SET EXERCISE:
Output all of the entries below precisely as written.

LISTED ENTRIES:
[BEGIN]

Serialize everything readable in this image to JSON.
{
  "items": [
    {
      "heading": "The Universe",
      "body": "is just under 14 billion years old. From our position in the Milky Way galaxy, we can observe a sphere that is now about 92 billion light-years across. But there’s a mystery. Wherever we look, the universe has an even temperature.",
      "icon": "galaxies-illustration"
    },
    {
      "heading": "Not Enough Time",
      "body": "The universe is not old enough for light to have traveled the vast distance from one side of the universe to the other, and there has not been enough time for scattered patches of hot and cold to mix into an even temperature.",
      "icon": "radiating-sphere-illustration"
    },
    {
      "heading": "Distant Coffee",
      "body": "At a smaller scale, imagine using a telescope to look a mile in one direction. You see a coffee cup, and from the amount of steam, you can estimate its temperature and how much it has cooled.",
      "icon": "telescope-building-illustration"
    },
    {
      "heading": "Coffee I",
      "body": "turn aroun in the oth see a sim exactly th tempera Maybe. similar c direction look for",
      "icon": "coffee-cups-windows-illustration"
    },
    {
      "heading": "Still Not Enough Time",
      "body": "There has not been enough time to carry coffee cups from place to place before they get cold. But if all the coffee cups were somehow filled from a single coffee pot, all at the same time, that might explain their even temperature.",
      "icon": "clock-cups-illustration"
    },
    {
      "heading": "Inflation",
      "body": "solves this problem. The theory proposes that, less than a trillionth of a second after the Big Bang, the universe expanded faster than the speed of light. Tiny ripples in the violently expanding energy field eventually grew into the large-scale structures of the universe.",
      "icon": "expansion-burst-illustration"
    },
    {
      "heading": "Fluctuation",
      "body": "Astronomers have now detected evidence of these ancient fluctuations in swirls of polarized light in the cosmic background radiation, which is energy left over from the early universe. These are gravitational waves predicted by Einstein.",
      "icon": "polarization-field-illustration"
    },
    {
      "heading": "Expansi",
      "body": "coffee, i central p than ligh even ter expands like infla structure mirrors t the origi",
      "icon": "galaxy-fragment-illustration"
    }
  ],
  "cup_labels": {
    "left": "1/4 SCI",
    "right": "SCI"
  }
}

[END]

TASK SOLUTION:
Serialize everything readable in this image to JSON.
{
  "items": [
    {
      "heading": "The Universe",
      "body": "is just under 14 billion years old. From our position in the Milky Way galaxy, we can observe a sphere that is now about 92 billion light-years across. But there’s a mystery. Wherever we look, the universe has an even temperature.",
      "icon": "galaxies-illustration"
    },
    {
      "heading": "Not Enough Time",
      "body": "The universe is not old enough for light to have traveled the vast distance from one side of the universe to the other, and there has not been enough time for scattered patches of hot and cold to mix into an even temperature.",
      "icon": "radiating-sphere-illustration"
    },
    {
      "heading": "Distant Coffee",
      "body": "At a smaller scale, imagine using a telescope to look a mile in one direction. You see a coffee cup, and from the amount of steam, you can estimate its temperature and how much it has cooled.",
      "icon": "telescope-building-illustration"
    },
    {
      "heading": "Coffee I",
      "body": "turn aroun in the oth see a sim exactly th tempera Maybe. similar c direction look for",
      "icon": "coffee-cups-windows-illustration"
    },
    {
      "heading": "Still Not Enough Time",
      "body": "There has not been enough time to carry coffee cups from place to place before they get cold. But if all the coffee cups were somehow filled from a single coffee pot, all at the same time, that might explain their even temperature.",
      "icon": "clock-cups-illustration"
    },
    {
      "heading": "Inflation",
      "body": "solves this problem. The theory proposes that, less than a trillionth of a second after the Big Bang, the universe expanded faster than the speed of light. Tiny ripples in the violently expanding energy field eventually grew into the large-scale structures of the universe.",
      "icon": "expansion-burst-illustration"
    },
    {
      "heading": "Fluctuation",
      "body": "Astronomers have now detected evidence of these ancient fluctuations in swirls of polarized light in the cosmic background radiation, which is energy left over from the early universe. These are gravitational waves predicted by Einstein.",
      "icon": "polarization-field-illustration"
    },
    {
      "heading": "Expansi",
      "body": "coffee, i central p than ligh even ter expands like infla structure mirrors t the origi",
      "icon": "galaxy-fragment-illustration"
    }
  ],
  "cup_labels": {
    "left": "1/4 SCI",
    "right": "SCI"
  }
}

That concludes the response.